- **JOB**
Every line that holds "condition" should be shown.

- **Figure contents as structured data**

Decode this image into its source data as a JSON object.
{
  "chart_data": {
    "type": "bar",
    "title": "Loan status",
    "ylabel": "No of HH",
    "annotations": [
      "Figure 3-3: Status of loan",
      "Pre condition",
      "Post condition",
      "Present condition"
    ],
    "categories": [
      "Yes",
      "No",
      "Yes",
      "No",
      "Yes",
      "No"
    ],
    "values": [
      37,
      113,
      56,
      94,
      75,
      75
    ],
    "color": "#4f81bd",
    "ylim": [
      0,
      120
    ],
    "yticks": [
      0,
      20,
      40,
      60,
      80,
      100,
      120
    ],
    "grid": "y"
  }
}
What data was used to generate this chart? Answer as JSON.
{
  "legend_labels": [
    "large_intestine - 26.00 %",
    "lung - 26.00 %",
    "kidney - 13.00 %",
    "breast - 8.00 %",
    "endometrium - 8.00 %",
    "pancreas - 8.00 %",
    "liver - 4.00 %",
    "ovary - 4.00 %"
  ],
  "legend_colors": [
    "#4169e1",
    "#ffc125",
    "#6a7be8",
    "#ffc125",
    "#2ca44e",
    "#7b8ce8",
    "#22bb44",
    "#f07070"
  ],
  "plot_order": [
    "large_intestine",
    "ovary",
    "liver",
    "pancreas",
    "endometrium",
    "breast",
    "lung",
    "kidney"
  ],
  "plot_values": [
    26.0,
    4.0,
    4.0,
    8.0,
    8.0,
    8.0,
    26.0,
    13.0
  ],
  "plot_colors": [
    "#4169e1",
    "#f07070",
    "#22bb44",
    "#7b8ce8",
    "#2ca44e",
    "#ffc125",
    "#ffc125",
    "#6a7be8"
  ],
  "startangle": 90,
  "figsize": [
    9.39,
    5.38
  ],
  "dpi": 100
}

- **EXERCISE ANSWER**
      "Pre condition",
      "Post condition",
      "Present condition"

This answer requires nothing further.